Copy out each line that mentions the word "JSON".

---- Supplied entries

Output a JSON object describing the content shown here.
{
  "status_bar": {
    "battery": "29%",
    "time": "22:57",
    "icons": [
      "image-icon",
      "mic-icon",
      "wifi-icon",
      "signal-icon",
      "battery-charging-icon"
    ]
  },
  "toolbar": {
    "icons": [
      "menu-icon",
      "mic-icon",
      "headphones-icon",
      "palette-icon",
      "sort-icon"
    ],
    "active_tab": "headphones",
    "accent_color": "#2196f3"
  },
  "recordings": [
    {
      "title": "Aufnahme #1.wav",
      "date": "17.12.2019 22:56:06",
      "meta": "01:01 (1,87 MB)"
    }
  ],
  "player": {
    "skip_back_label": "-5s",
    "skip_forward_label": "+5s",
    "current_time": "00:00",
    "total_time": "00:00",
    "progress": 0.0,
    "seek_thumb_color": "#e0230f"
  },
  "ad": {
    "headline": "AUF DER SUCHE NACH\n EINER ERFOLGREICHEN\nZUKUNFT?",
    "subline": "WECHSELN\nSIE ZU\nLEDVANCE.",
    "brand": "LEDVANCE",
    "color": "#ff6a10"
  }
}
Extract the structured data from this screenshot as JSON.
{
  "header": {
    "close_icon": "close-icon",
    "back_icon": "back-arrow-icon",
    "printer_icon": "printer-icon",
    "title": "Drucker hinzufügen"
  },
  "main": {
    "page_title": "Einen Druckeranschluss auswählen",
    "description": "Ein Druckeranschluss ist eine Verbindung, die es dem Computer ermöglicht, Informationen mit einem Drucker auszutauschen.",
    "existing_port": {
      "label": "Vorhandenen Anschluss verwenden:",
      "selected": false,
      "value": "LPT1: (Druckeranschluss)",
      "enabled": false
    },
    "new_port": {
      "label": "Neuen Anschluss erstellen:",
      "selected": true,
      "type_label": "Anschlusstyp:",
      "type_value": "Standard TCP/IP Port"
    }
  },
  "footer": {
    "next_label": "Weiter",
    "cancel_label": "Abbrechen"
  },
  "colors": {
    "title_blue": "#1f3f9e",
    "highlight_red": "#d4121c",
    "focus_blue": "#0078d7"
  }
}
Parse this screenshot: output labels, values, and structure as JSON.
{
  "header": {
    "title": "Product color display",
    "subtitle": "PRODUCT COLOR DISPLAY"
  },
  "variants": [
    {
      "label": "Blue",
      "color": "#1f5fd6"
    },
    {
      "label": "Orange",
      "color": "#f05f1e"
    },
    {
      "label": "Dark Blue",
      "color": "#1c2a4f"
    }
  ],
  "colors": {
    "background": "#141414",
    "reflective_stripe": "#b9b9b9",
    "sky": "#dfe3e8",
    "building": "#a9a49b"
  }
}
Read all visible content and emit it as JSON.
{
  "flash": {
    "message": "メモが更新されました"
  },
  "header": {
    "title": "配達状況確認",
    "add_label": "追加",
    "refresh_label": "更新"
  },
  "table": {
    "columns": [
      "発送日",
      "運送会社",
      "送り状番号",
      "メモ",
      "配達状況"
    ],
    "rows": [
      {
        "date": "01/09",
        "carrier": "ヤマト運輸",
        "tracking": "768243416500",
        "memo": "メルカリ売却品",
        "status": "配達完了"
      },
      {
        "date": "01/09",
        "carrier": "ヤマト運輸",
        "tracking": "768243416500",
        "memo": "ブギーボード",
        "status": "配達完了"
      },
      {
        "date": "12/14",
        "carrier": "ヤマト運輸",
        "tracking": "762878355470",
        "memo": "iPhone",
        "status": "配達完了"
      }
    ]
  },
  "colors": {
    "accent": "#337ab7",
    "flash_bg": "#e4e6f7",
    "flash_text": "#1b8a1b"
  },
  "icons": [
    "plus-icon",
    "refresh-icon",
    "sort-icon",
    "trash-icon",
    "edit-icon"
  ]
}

--------

Correct answer:
Output a JSON object describing the content shown here.
Extract the structured data from this screenshot as JSON.
Parse this screenshot: output labels, values, and structure as JSON.
Read all visible content and emit it as JSON.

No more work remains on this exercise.